THE RECORDS:
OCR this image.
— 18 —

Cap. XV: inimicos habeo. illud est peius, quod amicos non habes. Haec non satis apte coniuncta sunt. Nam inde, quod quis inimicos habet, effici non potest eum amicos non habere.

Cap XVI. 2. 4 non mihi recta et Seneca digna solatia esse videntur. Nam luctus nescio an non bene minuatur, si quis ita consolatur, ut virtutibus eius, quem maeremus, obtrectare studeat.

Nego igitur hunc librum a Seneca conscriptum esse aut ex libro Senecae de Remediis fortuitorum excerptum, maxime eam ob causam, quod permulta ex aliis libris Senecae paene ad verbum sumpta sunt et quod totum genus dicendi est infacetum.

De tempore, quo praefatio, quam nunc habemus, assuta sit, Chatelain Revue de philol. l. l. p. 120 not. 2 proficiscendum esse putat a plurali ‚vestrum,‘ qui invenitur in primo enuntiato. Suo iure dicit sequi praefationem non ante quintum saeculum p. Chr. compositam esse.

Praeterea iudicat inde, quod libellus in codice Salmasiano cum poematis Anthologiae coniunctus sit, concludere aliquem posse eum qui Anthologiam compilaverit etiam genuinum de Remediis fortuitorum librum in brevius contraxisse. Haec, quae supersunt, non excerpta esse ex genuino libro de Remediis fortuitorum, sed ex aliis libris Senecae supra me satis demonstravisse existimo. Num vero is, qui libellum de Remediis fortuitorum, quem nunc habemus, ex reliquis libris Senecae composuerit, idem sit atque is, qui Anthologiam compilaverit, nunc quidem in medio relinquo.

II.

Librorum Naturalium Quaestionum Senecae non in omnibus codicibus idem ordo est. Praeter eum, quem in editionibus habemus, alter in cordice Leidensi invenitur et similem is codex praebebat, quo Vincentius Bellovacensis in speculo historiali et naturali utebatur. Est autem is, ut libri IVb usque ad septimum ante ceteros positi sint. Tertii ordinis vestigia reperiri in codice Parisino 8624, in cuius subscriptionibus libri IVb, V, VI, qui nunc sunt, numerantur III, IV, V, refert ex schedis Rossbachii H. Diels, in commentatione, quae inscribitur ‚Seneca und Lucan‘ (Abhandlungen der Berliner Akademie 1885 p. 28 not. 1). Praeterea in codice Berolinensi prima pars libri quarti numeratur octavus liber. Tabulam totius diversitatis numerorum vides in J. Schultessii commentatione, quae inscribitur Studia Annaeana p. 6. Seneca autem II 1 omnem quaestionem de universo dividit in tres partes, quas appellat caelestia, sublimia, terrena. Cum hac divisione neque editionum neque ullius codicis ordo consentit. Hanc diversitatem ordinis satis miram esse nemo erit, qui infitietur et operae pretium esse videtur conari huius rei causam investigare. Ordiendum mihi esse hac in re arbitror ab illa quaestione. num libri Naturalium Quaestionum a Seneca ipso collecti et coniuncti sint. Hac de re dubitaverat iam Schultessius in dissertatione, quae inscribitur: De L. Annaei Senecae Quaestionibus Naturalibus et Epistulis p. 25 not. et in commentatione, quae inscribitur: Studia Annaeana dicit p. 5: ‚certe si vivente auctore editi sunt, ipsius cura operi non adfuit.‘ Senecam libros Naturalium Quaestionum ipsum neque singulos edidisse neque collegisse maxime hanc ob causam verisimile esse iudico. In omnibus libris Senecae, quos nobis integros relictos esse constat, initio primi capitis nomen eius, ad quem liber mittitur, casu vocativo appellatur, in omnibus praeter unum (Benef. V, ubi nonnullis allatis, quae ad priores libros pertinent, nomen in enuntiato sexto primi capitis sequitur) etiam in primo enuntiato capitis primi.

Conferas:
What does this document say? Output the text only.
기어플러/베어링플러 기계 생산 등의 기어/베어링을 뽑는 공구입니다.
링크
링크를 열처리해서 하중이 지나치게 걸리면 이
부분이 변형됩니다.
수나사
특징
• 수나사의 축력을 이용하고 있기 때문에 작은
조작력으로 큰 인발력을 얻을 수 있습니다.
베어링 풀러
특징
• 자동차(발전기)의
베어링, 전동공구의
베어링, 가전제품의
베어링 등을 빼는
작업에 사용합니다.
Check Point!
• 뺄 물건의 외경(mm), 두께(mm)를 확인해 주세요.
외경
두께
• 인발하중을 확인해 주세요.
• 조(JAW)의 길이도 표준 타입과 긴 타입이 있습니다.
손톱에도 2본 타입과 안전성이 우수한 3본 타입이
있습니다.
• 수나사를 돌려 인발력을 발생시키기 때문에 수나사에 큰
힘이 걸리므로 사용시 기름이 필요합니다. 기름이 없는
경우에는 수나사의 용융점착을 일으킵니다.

WHAT YOU HAVE TO DO:
Reproduce every record above exactly as it appears.

OUTPUT FOR THIS EXERCISE:
OCR this image.
— 18 —

Cap. XV: inimicos habeo. illud est peius, quod amicos non habes. Haec non satis apte coniuncta sunt. Nam inde, quod quis inimicos habet, effici non potest eum amicos non habere.

Cap XVI. 2. 4 non mihi recta et Seneca digna solatia esse videntur. Nam luctus nescio an non bene minuatur, si quis ita consolatur, ut virtutibus eius, quem maeremus, obtrectare studeat.

Nego igitur hunc librum a Seneca conscriptum esse aut ex libro Senecae de Remediis fortuitorum excerptum, maxime eam ob causam, quod permulta ex aliis libris Senecae paene ad verbum sumpta sunt et quod totum genus dicendi est infacetum.

De tempore, quo praefatio, quam nunc habemus, assuta sit, Chatelain Revue de philol. l. l. p. 120 not. 2 proficiscendum esse putat a plurali ‚vestrum,‘ qui invenitur in primo enuntiato. Suo iure dicit sequi praefationem non ante quintum saeculum p. Chr. compositam esse.

Praeterea iudicat inde, quod libellus in codice Salmasiano cum poematis Anthologiae coniunctus sit, concludere aliquem posse eum qui Anthologiam compilaverit etiam genuinum de Remediis fortuitorum librum in brevius contraxisse. Haec, quae supersunt, non excerpta esse ex genuino libro de Remediis fortuitorum, sed ex aliis libris Senecae supra me satis demonstravisse existimo. Num vero is, qui libellum de Remediis fortuitorum, quem nunc habemus, ex reliquis libris Senecae composuerit, idem sit atque is, qui Anthologiam compilaverit, nunc quidem in medio relinquo.

II.

Librorum Naturalium Quaestionum Senecae non in omnibus codicibus idem ordo est. Praeter eum, quem in editionibus habemus, alter in cordice Leidensi invenitur et similem is codex praebebat, quo Vincentius Bellovacensis in speculo historiali et naturali utebatur. Est autem is, ut libri IVb usque ad septimum ante ceteros positi sint. Tertii ordinis vestigia reperiri in codice Parisino 8624, in cuius subscriptionibus libri IVb, V, VI, qui nunc sunt, numerantur III, IV, V, refert ex schedis Rossbachii H. Diels, in commentatione, quae inscribitur ‚Seneca und Lucan‘ (Abhandlungen der Berliner Akademie 1885 p. 28 not. 1). Praeterea in codice Berolinensi prima pars libri quarti numeratur octavus liber. Tabulam totius diversitatis numerorum vides in J. Schultessii commentatione, quae inscribitur Studia Annaeana p. 6. Seneca autem II 1 omnem quaestionem de universo dividit in tres partes, quas appellat caelestia, sublimia, terrena. Cum hac divisione neque editionum neque ullius codicis ordo consentit. Hanc diversitatem ordinis satis miram esse nemo erit, qui infitietur et operae pretium esse videtur conari huius rei causam investigare. Ordiendum mihi esse hac in re arbitror ab illa quaestione. num libri Naturalium Quaestionum a Seneca ipso collecti et coniuncti sint. Hac de re dubitaverat iam Schultessius in dissertatione, quae inscribitur: De L. Annaei Senecae Quaestionibus Naturalibus et Epistulis p. 25 not. et in commentatione, quae inscribitur: Studia Annaeana dicit p. 5: ‚certe si vivente auctore editi sunt, ipsius cura operi non adfuit.‘ Senecam libros Naturalium Quaestionum ipsum neque singulos edidisse neque collegisse maxime hanc ob causam verisimile esse iudico. In omnibus libris Senecae, quos nobis integros relictos esse constat, initio primi capitis nomen eius, ad quem liber mittitur, casu vocativo appellatur, in omnibus praeter unum (Benef. V, ubi nonnullis allatis, quae ad priores libros pertinent, nomen in enuntiato sexto primi capitis sequitur) etiam in primo enuntiato capitis primi.

Conferas:
What does this document say? Output the text only.
기어플러/베어링플러 기계 생산 등의 기어/베어링을 뽑는 공구입니다.
링크
링크를 열처리해서 하중이 지나치게 걸리면 이
부분이 변형됩니다.
수나사
특징
• 수나사의 축력을 이용하고 있기 때문에 작은
조작력으로 큰 인발력을 얻을 수 있습니다.
베어링 풀러
특징
• 자동차(발전기)의
베어링, 전동공구의
베어링, 가전제품의
베어링 등을 빼는
작업에 사용합니다.
Check Point!
• 뺄 물건의 외경(mm), 두께(mm)를 확인해 주세요.
외경
두께
• 인발하중을 확인해 주세요.
• 조(JAW)의 길이도 표준 타입과 긴 타입이 있습니다.
손톱에도 2본 타입과 안전성이 우수한 3본 타입이
있습니다.
• 수나사를 돌려 인발력을 발생시키기 때문에 수나사에 큰
힘이 걸리므로 사용시 기름이 필요합니다. 기름이 없는
경우에는 수나사의 용융점착을 일으킵니다.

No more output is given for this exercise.